→ **GIVEN EXERCISE**: Go through the records and keep only the lines that contain the string "axis", copying each one in full. Matching is case-sensitive.

+ + +

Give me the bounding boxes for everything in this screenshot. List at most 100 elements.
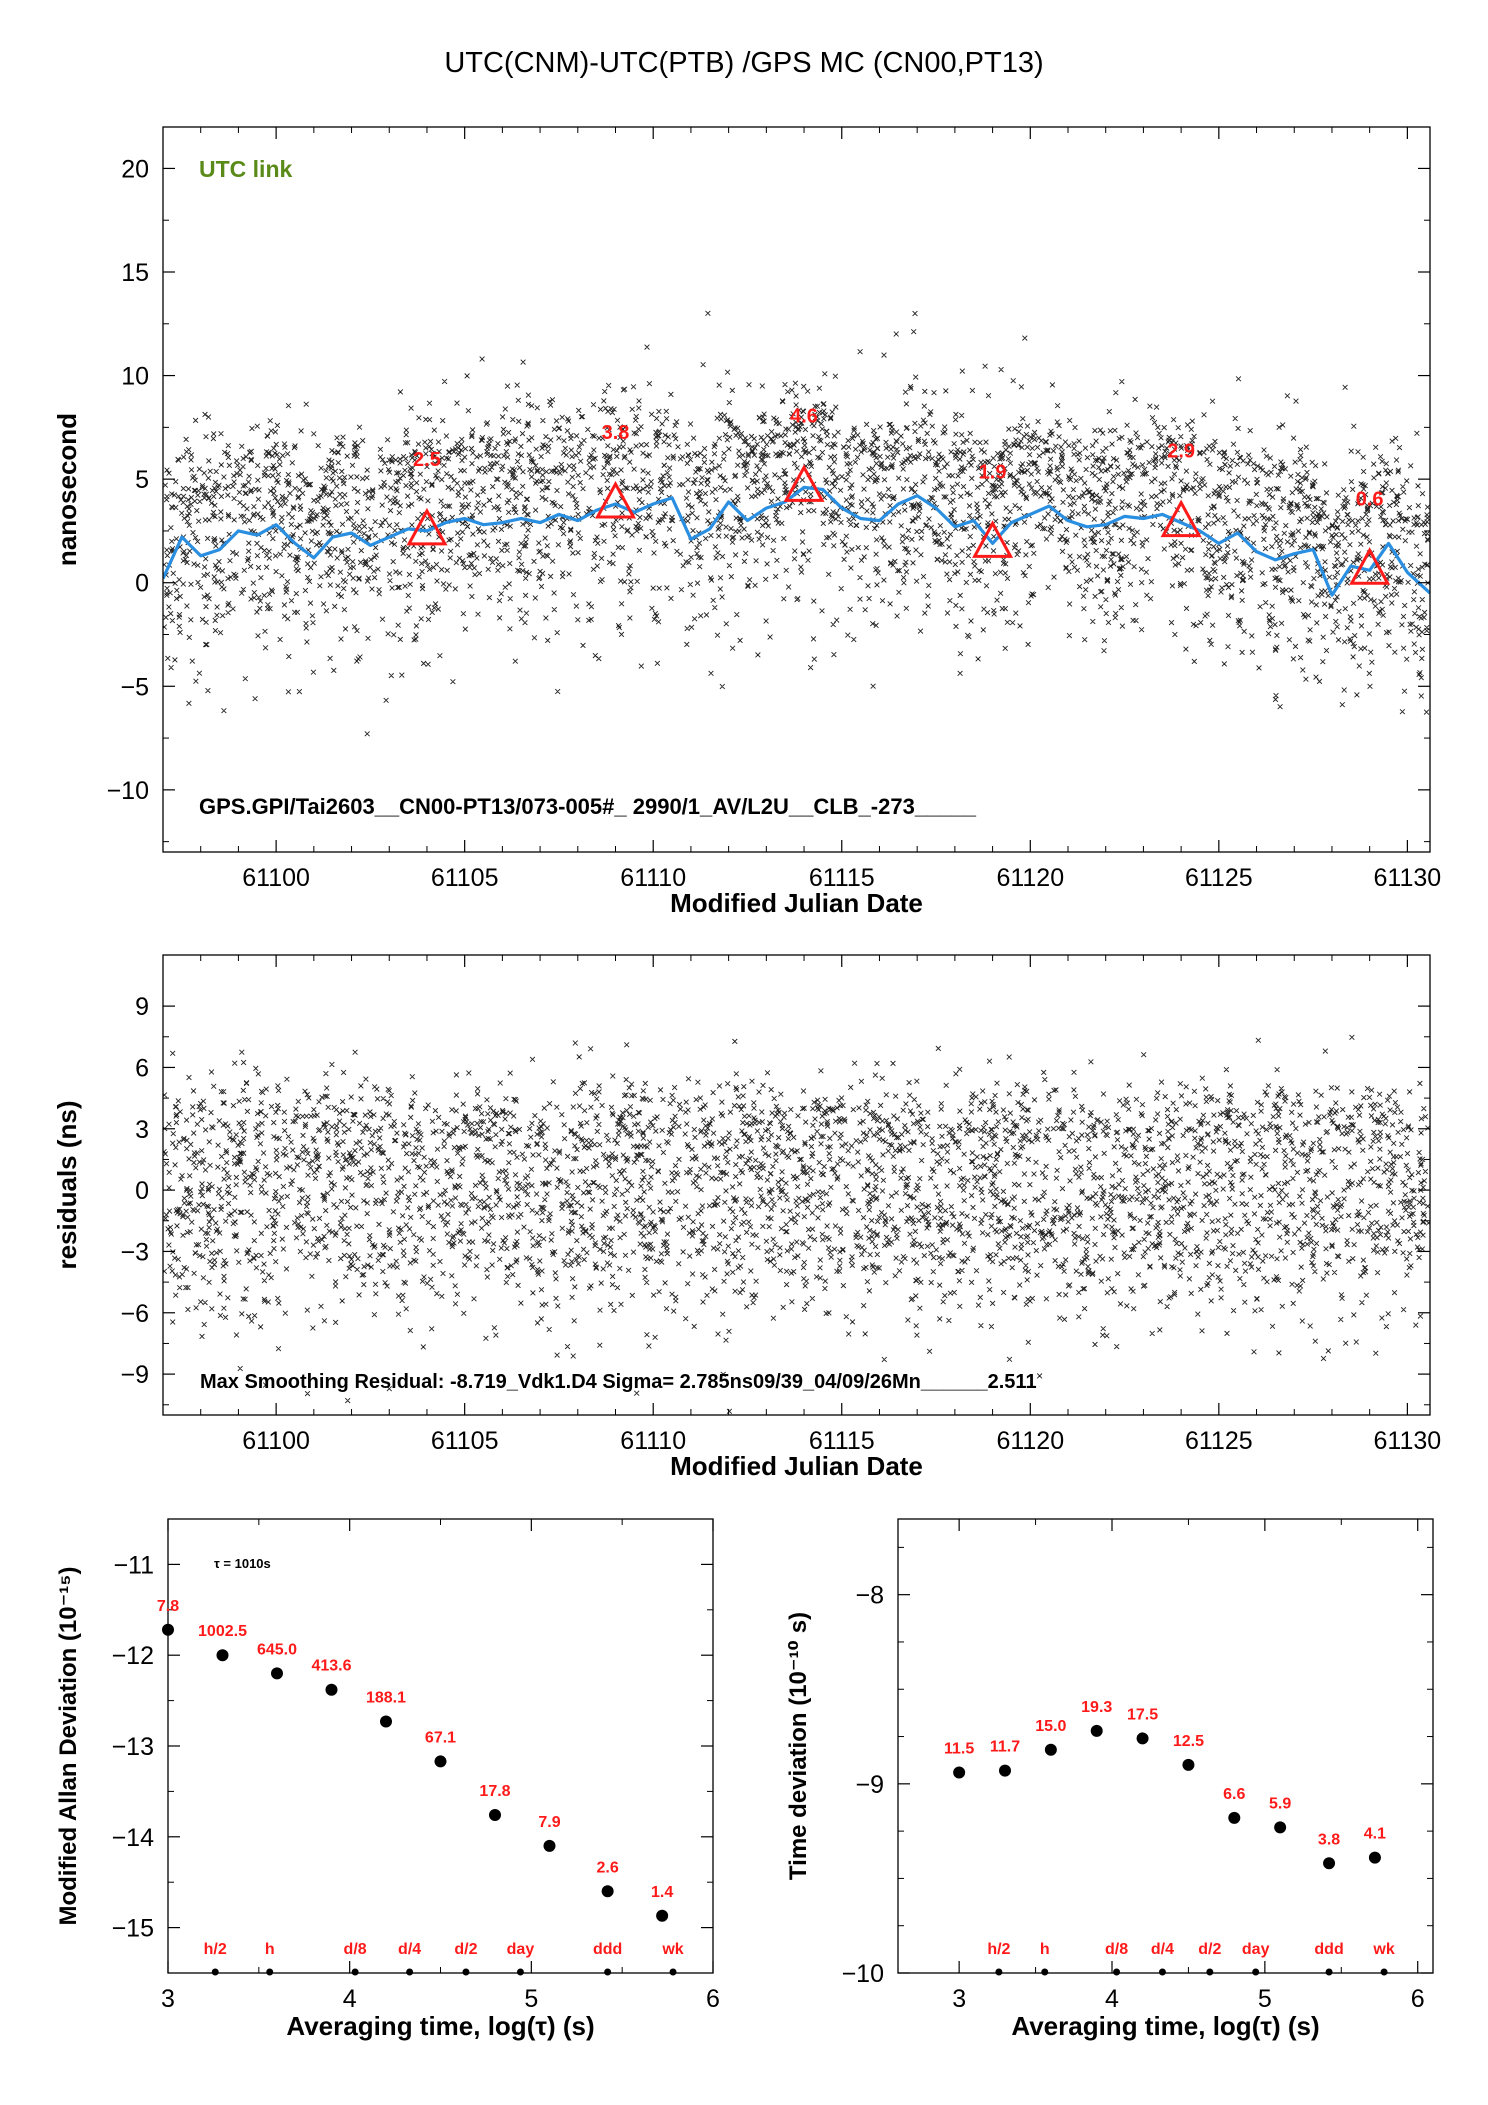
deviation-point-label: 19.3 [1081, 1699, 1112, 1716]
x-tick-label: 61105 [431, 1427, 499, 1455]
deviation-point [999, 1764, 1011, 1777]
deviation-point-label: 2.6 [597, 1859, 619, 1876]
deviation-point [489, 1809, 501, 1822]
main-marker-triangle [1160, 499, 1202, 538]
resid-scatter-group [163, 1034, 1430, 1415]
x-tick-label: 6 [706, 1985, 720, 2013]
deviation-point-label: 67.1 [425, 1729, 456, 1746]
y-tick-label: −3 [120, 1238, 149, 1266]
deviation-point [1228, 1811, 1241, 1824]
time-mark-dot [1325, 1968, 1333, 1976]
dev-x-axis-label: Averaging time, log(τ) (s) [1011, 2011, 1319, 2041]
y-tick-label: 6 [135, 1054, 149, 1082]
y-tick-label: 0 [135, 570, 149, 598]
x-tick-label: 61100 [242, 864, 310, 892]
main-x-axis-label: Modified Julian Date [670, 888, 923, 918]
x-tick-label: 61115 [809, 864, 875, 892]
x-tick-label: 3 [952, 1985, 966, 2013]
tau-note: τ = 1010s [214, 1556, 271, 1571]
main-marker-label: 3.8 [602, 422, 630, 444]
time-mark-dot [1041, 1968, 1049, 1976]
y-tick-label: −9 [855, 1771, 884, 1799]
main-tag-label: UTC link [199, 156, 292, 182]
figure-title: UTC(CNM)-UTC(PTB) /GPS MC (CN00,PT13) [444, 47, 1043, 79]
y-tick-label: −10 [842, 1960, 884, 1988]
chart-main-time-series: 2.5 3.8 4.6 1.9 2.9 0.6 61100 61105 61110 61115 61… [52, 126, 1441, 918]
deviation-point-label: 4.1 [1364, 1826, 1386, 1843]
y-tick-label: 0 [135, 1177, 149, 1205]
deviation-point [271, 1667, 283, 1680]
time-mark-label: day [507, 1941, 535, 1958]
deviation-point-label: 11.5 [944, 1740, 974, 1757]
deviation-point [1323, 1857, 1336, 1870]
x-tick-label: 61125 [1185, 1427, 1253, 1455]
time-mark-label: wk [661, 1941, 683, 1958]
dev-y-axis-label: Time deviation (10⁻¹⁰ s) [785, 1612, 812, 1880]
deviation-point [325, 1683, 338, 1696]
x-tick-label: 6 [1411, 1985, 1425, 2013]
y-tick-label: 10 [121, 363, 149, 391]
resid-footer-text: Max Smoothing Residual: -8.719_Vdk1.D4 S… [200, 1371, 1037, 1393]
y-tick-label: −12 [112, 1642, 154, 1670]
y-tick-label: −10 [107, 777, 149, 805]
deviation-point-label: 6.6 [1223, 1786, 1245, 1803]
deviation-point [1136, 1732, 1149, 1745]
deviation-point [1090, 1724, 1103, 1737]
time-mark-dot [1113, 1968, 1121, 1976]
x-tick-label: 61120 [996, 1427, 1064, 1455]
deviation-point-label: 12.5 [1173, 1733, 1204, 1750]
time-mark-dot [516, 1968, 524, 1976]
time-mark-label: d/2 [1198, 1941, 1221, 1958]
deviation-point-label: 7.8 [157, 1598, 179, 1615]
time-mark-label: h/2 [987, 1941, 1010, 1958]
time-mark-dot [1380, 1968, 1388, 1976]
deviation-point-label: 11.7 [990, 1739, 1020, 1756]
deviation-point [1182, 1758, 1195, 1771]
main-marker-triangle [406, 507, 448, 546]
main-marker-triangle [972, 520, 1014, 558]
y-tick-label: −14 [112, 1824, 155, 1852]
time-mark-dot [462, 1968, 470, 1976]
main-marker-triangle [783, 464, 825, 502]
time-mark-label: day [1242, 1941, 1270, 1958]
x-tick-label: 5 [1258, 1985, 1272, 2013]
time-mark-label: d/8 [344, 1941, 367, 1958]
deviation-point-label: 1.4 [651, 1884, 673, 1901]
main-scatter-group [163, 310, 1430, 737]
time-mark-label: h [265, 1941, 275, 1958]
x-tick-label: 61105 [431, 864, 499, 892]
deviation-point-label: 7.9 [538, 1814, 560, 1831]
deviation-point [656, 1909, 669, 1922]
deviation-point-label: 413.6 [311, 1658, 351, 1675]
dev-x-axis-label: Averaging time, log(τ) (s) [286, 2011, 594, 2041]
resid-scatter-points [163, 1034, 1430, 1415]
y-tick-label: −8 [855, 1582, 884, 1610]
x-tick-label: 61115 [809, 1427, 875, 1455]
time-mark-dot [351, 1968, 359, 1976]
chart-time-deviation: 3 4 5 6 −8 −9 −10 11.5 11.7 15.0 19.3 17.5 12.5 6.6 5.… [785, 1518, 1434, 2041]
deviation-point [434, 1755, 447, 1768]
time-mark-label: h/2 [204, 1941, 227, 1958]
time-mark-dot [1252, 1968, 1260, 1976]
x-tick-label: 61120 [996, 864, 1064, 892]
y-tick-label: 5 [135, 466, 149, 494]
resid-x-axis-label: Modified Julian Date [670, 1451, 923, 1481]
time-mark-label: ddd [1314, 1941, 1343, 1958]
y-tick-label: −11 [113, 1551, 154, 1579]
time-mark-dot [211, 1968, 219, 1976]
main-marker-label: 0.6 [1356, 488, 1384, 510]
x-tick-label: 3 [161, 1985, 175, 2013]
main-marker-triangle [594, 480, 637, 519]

+ + +

→ **SOLUTION**:
dev-x-axis-label: Averaging time, log(τ) (s) [1011, 2011, 1319, 2041]
main-x-axis-label: Modified Julian Date [670, 888, 923, 918]
dev-y-axis-label: Time deviation (10⁻¹⁰ s) [785, 1612, 812, 1880]
dev-x-axis-label: Averaging time, log(τ) (s) [286, 2011, 594, 2041]
resid-x-axis-label: Modified Julian Date [670, 1451, 923, 1481]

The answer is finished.